■ What you have to do ■
Check each line of the material below for "year", then copy the ones that contain it.

■ Record excerpts ■
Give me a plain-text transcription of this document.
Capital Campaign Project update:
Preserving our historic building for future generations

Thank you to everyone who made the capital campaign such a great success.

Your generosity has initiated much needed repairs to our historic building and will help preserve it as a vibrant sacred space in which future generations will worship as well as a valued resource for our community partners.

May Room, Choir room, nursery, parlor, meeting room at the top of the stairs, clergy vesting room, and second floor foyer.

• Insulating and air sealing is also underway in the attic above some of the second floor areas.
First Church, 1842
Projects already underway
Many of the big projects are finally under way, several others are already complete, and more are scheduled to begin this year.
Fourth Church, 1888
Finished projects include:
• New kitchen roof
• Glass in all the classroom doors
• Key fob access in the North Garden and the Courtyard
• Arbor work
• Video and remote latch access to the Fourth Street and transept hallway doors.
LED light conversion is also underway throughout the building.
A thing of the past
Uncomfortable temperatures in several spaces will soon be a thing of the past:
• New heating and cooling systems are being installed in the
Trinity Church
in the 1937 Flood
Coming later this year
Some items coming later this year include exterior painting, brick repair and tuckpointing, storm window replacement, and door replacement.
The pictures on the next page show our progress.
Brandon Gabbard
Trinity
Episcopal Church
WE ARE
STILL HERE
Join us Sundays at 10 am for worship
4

■ Written solution ■
Many of the big projects are finally under way, several others are already complete, and more are scheduled to begin this year.
Coming later this year
Some items coming later this year include exterior painting, brick repair and tuckpointing, storm window replacement, and door replacement.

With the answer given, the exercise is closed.